### Problem to work on
Your task is to repeat the listing exactly.
== Input material ==
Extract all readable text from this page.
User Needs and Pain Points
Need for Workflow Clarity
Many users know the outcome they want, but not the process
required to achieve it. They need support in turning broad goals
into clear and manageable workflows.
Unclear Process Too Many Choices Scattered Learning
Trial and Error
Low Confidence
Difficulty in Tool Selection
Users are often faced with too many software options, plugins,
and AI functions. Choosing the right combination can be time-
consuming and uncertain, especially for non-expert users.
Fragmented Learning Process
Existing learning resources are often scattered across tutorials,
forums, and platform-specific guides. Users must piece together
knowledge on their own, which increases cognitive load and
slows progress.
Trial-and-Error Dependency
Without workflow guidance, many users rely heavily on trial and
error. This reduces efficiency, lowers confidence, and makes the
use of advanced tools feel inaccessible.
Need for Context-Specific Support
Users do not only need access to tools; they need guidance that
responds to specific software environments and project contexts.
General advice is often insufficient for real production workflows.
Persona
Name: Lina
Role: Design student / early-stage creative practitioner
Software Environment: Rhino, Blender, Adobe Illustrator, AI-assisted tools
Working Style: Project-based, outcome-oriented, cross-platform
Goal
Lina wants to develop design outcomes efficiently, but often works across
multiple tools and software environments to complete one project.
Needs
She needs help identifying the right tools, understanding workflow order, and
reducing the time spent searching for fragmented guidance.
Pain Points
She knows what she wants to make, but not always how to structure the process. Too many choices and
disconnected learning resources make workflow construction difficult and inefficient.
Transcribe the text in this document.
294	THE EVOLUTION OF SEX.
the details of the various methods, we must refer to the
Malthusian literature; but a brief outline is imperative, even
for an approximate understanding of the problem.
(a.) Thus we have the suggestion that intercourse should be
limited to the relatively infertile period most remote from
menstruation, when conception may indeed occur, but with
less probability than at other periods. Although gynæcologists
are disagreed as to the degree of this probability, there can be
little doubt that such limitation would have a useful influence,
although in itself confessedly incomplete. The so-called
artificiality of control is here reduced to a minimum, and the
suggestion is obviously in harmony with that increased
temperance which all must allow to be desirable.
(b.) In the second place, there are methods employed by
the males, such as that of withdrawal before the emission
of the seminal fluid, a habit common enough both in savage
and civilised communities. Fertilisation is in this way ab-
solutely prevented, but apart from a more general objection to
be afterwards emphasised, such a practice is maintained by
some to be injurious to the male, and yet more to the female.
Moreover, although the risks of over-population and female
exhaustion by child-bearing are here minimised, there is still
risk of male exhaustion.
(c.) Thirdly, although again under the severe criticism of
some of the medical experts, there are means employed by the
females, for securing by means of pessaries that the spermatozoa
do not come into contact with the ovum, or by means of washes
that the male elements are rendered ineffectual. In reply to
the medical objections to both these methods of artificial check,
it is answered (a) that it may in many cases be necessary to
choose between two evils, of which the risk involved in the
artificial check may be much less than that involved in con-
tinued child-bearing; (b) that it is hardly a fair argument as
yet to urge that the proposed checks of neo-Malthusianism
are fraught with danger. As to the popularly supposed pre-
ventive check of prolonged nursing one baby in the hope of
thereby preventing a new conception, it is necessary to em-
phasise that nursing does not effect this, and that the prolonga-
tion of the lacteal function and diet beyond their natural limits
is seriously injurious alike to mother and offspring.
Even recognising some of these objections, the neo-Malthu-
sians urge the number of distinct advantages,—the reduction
===
### Task answer
Extract all readable text from this page.
User Needs and Pain Points
Need for Workflow Clarity
Many users know the outcome they want, but not the process
required to achieve it. They need support in turning broad goals
into clear and manageable workflows.
Unclear Process Too Many Choices Scattered Learning
Trial and Error
Low Confidence
Difficulty in Tool Selection
Users are often faced with too many software options, plugins,
and AI functions. Choosing the right combination can be time-
consuming and uncertain, especially for non-expert users.
Fragmented Learning Process
Existing learning resources are often scattered across tutorials,
forums, and platform-specific guides. Users must piece together
knowledge on their own, which increases cognitive load and
slows progress.
Trial-and-Error Dependency
Without workflow guidance, many users rely heavily on trial and
error. This reduces efficiency, lowers confidence, and makes the
use of advanced tools feel inaccessible.
Need for Context-Specific Support
Users do not only need access to tools; they need guidance that
responds to specific software environments and project contexts.
General advice is often insufficient for real production workflows.
Persona
Name: Lina
Role: Design student / early-stage creative practitioner
Software Environment: Rhino, Blender, Adobe Illustrator, AI-assisted tools
Working Style: Project-based, outcome-oriented, cross-platform
Goal
Lina wants to develop design outcomes efficiently, but often works across
multiple tools and software environments to complete one project.
Needs
She needs help identifying the right tools, understanding workflow order, and
reducing the time spent searching for fragmented guidance.
Pain Points
She knows what she wants to make, but not always how to structure the process. Too many choices and
disconnected learning resources make workflow construction difficult and inefficient.
Transcribe the text in this document.
294	THE EVOLUTION OF SEX.
the details of the various methods, we must refer to the
Malthusian literature; but a brief outline is imperative, even
for an approximate understanding of the problem.
(a.) Thus we have the suggestion that intercourse should be
limited to the relatively infertile period most remote from
menstruation, when conception may indeed occur, but with
less probability than at other periods. Although gynæcologists
are disagreed as to the degree of this probability, there can be
little doubt that such limitation would have a useful influence,
although in itself confessedly incomplete. The so-called
artificiality of control is here reduced to a minimum, and the
suggestion is obviously in harmony with that increased
temperance which all must allow to be desirable.
(b.) In the second place, there are methods employed by
the males, such as that of withdrawal before the emission
of the seminal fluid, a habit common enough both in savage
and civilised communities. Fertilisation is in this way ab-
solutely prevented, but apart from a more general objection to
be afterwards emphasised, such a practice is maintained by
some to be injurious to the male, and yet more to the female.
Moreover, although the risks of over-population and female
exhaustion by child-bearing are here minimised, there is still
risk of male exhaustion.
(c.) Thirdly, although again under the severe criticism of
some of the medical experts, there are means employed by the
females, for securing by means of pessaries that the spermatozoa
do not come into contact with the ovum, or by means of washes
that the male elements are rendered ineffectual. In reply to
the medical objections to both these methods of artificial check,
it is answered (a) that it may in many cases be necessary to
choose between two evils, of which the risk involved in the
artificial check may be much less than that involved in con-
tinued child-bearing; (b) that it is hardly a fair argument as
yet to urge that the proposed checks of neo-Malthusianism
are fraught with danger. As to the popularly supposed pre-
ventive check of prolonged nursing one baby in the hope of
thereby preventing a new conception, it is necessary to em-
phasise that nursing does not effect this, and that the prolonga-
tion of the lacteal function and diet beyond their natural limits
is seriously injurious alike to mother and offspring.
Even recognising some of these objections, the neo-Malthu-
sians urge the number of distinct advantages,—the reduction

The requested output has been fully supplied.